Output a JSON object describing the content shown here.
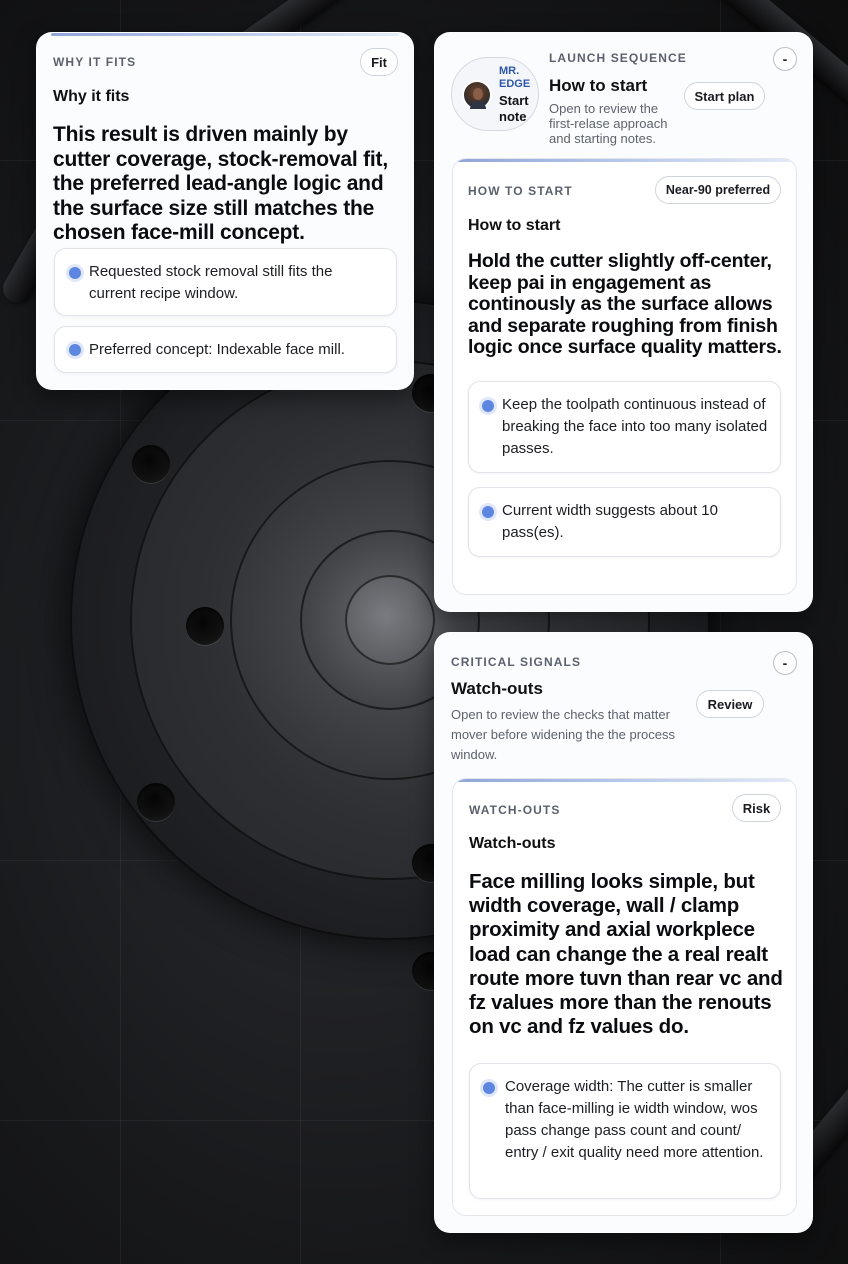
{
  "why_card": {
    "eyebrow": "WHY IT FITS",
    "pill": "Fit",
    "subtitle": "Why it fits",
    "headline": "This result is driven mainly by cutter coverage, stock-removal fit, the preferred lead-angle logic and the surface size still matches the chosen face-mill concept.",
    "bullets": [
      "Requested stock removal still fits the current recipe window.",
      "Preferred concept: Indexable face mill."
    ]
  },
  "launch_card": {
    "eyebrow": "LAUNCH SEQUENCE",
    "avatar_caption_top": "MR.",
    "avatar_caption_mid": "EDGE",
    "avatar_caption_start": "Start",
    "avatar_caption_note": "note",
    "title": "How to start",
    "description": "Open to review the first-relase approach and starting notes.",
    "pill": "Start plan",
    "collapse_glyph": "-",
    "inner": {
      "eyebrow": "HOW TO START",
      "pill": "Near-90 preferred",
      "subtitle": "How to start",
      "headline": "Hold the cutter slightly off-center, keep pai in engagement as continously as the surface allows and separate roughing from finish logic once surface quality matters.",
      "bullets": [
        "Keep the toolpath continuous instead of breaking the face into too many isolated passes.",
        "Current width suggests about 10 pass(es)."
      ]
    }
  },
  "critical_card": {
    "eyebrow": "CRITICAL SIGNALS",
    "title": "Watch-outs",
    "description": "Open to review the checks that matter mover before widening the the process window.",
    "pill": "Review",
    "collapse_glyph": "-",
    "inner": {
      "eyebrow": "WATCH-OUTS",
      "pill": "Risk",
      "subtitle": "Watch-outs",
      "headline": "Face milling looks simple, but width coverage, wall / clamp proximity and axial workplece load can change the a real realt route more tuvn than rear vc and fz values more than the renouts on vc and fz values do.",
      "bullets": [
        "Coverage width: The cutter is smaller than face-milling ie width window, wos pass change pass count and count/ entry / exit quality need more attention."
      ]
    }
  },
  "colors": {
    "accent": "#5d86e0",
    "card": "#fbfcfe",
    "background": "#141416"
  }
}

Task brief: Return each full line of the entries that contains the word "change".

Output for this exercise:
      "headline": "Face milling looks simple, but width coverage, wall / clamp proximity and axial workplece load can change the a real realt route more tuvn than rear vc and fz values more than the renouts on vc and fz values do.",
        "Coverage width: The cutter is smaller than face-milling ie width window, wos pass change pass count and count/ entry / exit quality need more attention."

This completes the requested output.